== EXCERPTED TEXT ==
━━━━━━━━━━━━━━━━

Seven Elements of Good Mental Health: 5. Be grateful – The Prospering Soul

Life shouldn’t just be about avoiding poor health, but also enjoying good health. Our psychological health is no different.

Before we take a look at poor mental health, let’s look at some of the ways that people can enjoy good mental health and wellbeing. This next series of posts will discuss seven elements that are Biblically and scientifically recognised as important to people living richer and more fulfilling lives.

These aren’t the only ways that a person can find fulfilment, nor are they sure-fire ways of preventing all mental health problems either. They’re not seven steps to enlightenment or happiness either.   But applying these principles can improve psychosocial wellbeing, and encourage good mental health.

5. Be grateful

As I was trolling through Facebook the other day, I came across this post by Sir Richard Branson, founder of Virgin: “Thanked an airport security worker, he said I was the first to say #ThankYou in three years. Shocked! Saying thank you should be second nature …”

Richard Branson Thank You

Perhaps the security worker was exaggerating for the billionaire, or perhaps everybody hates airport security at the airport where he works. At any rate, three years is a long time to go without someone saying thanks.

As Sir Richard said, “Saying thank you should be second nature …”. Saying thanks is a small part of the much larger psychology of gratitude, which is “part of a wider life orientation towards noticing and appreciating the positive in the world” [1]. In fact, there are several components to the overall orientation of gratitude, including “(1) individual differences in the experience of grateful affect, (2) appreciation of other people, (3) a focus on what the person has, (4) feelings of awe when encountering beauty, (4) behaviors to express gratitude, (5) focusing on the positive in the present moment, (6) appreciation rising from understanding life is short, (7) a focus on the positive in the present moment, and (8) positive social comparisons.” [1]

The research suggests that people who are naturally grateful tend to be less angry and hostile, less depressed, less emotionally vulnerable, and experienced positive emotions more frequently. Gratitude also correlated with traits like positive social functioning, emotional warmth, gregariousness, activity seeking, trust, altruism, and tender-mindedness. Grateful people also had higher openness to their feeling, ideas, and values, and greater competence, dutifulness, and achievement striving.

However, these effects may be simply an association of gratitude with other personality traits. In other words, people who are naturally optimistic or conscientious are also more likely to be thankful, rather than the thankfulness causing someone to be more optimistic or conscientious. There are a few studies that show gratitude interventions improving self-worth, body image, and anxiety, although the evidence is that while gratitude was better than doing nothing, it was equal to, not superior to, currently accepted psychological interventions.

━━━━━━━━━━━━━━━━

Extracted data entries
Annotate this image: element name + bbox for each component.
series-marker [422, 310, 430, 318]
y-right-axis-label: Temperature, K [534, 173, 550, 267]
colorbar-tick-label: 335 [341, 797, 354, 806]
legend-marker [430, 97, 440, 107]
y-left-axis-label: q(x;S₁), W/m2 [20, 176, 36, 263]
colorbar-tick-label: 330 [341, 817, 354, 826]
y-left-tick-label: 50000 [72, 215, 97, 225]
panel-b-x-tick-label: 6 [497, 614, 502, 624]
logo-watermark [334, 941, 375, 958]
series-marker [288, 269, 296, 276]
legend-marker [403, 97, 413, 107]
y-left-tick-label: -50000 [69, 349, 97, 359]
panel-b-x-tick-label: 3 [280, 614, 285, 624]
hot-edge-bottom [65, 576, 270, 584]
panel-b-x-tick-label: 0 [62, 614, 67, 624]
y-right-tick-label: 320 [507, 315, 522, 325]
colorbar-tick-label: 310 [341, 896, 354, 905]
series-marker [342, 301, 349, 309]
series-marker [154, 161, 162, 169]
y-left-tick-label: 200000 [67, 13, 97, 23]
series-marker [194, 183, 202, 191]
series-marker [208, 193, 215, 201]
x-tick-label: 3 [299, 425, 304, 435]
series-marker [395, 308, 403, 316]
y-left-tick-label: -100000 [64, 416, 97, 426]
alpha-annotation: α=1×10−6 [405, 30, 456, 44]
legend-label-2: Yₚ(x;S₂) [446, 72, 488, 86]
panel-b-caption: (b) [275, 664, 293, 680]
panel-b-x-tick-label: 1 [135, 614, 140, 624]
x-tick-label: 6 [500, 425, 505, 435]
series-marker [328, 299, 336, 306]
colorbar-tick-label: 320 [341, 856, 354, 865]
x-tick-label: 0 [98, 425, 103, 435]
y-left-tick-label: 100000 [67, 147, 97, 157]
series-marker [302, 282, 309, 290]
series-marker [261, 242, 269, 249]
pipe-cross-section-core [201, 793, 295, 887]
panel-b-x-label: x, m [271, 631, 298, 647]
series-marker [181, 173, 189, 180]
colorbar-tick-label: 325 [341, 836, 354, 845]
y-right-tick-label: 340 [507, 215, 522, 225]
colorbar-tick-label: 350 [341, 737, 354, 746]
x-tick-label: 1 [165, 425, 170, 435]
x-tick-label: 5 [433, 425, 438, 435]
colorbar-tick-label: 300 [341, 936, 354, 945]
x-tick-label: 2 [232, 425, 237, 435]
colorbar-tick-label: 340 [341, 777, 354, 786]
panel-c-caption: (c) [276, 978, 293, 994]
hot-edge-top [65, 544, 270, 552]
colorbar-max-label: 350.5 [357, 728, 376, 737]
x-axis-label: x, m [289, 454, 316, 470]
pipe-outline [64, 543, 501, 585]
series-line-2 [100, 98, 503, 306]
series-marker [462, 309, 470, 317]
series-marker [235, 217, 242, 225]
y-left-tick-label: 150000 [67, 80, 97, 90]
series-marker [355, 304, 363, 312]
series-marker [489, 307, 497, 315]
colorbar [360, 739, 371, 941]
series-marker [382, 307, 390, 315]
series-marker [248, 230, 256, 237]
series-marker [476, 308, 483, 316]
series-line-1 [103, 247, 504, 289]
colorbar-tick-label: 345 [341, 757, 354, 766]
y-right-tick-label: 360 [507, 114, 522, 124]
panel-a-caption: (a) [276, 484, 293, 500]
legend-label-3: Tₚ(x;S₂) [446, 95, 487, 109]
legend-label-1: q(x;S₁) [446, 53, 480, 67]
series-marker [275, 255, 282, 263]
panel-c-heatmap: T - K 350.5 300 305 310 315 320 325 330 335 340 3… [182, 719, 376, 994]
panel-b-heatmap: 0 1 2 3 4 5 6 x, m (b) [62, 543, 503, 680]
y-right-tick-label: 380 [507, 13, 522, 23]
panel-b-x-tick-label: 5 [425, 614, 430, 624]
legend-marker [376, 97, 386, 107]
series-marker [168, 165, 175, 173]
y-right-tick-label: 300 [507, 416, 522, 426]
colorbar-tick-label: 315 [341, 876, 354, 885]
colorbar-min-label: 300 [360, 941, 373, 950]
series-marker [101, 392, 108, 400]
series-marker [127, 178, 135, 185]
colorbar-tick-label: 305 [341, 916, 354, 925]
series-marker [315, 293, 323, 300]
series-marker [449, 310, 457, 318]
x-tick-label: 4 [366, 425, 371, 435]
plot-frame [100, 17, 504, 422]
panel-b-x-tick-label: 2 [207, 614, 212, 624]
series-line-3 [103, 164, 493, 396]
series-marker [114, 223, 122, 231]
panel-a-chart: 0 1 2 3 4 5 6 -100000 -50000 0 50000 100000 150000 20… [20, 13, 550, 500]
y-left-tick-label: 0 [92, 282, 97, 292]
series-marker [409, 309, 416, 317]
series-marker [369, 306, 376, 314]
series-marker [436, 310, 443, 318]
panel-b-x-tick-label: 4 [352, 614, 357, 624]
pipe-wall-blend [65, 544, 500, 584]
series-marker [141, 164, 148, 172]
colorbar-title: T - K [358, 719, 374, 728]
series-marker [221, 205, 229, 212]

━━━━━━━━━━━━━━━━

== REQUIRED WORK ==
In the post on gratitude, write out the passage beginning with "The research suggests" and ending after "and achievement striving.".

== REPLY ==
The research suggests that people who are naturally grateful tend to be less angry and hostile, less depressed, less emotionally vulnerable, and experienced positive emotions more frequently. Gratitude also correlated with traits like positive social functioning, emotional warmth, gregariousness, activity seeking, trust, altruism, and tender-mindedness. Grateful people also had higher openness to their feeling, ideas, and values, and greater competence, dutifulness, and achievement striving.